**EXERCISE INSTRUCTIONS**.
Find all lines below containing the string "secundiramea" and return them.

**Stored data**.
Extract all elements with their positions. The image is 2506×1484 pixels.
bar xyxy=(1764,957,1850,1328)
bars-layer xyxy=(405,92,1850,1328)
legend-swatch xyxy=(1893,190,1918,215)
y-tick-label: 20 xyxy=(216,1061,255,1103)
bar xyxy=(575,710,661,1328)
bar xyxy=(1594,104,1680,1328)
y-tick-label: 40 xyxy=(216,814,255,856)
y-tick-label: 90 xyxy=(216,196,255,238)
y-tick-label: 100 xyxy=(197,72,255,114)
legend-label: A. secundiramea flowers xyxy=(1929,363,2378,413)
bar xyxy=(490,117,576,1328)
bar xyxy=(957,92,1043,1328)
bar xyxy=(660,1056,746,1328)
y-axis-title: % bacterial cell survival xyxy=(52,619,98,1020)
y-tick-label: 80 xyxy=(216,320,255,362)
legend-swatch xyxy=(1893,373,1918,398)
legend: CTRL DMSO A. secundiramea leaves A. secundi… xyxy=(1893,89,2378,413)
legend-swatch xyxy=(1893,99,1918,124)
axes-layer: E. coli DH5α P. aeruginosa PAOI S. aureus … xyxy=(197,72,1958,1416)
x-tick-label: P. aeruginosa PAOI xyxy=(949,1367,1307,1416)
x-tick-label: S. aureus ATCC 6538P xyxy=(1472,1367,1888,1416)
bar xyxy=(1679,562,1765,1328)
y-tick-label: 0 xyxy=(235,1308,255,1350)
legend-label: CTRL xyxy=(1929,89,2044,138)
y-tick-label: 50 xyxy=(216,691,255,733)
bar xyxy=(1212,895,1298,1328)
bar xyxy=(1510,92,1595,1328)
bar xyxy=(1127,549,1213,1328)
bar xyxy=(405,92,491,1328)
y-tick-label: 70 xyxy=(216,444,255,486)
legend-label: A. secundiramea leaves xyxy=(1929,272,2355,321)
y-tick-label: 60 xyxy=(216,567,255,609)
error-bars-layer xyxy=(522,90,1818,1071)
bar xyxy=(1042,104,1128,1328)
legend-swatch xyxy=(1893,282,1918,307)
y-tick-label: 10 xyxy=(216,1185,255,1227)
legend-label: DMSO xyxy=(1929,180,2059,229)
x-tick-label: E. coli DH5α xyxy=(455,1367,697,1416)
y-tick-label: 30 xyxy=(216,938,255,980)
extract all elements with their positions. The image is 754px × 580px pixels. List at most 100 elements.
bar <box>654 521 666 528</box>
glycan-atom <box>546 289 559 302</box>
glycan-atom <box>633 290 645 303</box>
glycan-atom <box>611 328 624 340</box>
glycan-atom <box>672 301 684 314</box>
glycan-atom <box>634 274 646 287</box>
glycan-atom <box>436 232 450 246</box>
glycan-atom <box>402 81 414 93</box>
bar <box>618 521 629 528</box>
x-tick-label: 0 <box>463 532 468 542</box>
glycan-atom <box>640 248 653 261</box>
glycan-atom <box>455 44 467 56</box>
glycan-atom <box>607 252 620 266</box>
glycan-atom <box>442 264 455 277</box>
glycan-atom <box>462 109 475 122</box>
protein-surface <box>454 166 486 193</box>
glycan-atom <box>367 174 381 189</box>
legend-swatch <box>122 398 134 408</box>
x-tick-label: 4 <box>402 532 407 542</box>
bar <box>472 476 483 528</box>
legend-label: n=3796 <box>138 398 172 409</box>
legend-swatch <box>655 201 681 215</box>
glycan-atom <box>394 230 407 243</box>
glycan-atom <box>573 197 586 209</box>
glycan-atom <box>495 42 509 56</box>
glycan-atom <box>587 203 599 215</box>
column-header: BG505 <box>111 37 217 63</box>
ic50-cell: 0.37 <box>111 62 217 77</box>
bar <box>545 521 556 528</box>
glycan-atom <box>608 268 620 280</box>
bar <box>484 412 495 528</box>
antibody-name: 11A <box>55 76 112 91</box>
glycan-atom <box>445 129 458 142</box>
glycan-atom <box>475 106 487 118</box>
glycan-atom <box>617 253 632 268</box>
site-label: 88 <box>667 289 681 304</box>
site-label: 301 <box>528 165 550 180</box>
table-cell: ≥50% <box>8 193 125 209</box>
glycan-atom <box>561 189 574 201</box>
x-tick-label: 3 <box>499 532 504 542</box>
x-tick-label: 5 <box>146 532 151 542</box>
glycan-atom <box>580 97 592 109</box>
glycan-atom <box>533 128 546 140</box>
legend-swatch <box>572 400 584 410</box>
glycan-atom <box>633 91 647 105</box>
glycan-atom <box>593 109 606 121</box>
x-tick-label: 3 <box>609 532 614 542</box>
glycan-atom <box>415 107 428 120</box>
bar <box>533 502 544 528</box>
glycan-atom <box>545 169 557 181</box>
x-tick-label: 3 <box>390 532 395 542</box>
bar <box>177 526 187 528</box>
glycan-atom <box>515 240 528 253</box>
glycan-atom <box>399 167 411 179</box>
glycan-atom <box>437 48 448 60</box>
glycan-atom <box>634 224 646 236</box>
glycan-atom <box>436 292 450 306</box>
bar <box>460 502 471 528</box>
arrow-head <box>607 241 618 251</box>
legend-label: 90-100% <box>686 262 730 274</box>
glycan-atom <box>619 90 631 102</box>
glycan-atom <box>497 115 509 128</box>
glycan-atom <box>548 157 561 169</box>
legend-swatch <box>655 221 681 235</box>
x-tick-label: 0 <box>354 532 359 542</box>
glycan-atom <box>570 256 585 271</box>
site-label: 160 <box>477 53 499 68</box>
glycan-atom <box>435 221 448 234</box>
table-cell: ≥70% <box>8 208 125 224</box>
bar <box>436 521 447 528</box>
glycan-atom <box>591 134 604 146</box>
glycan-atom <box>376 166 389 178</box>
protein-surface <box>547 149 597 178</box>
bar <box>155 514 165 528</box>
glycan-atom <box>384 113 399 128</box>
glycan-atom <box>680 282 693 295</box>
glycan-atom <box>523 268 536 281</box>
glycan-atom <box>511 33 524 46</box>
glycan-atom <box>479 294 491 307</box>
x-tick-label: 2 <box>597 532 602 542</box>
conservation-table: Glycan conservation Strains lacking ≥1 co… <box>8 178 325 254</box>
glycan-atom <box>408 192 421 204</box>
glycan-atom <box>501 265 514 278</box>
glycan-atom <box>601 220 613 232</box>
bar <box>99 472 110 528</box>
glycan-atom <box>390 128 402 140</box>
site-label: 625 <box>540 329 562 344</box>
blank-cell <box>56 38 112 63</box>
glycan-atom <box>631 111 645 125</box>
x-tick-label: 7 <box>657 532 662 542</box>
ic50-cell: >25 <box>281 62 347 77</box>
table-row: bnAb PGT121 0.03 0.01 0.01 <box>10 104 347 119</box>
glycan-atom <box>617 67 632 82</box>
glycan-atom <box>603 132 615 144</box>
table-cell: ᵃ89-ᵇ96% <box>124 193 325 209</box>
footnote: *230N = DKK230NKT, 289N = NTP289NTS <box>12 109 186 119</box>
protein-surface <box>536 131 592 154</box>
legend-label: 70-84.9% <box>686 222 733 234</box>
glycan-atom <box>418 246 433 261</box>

**ANSWER SPACE**.
legend-label: A. secundiramea flowers xyxy=(1929,363,2378,413)
legend: CTRL DMSO A. secundiramea leaves A. secundi… xyxy=(1893,89,2378,413)
legend-label: A. secundiramea leaves xyxy=(1929,272,2355,321)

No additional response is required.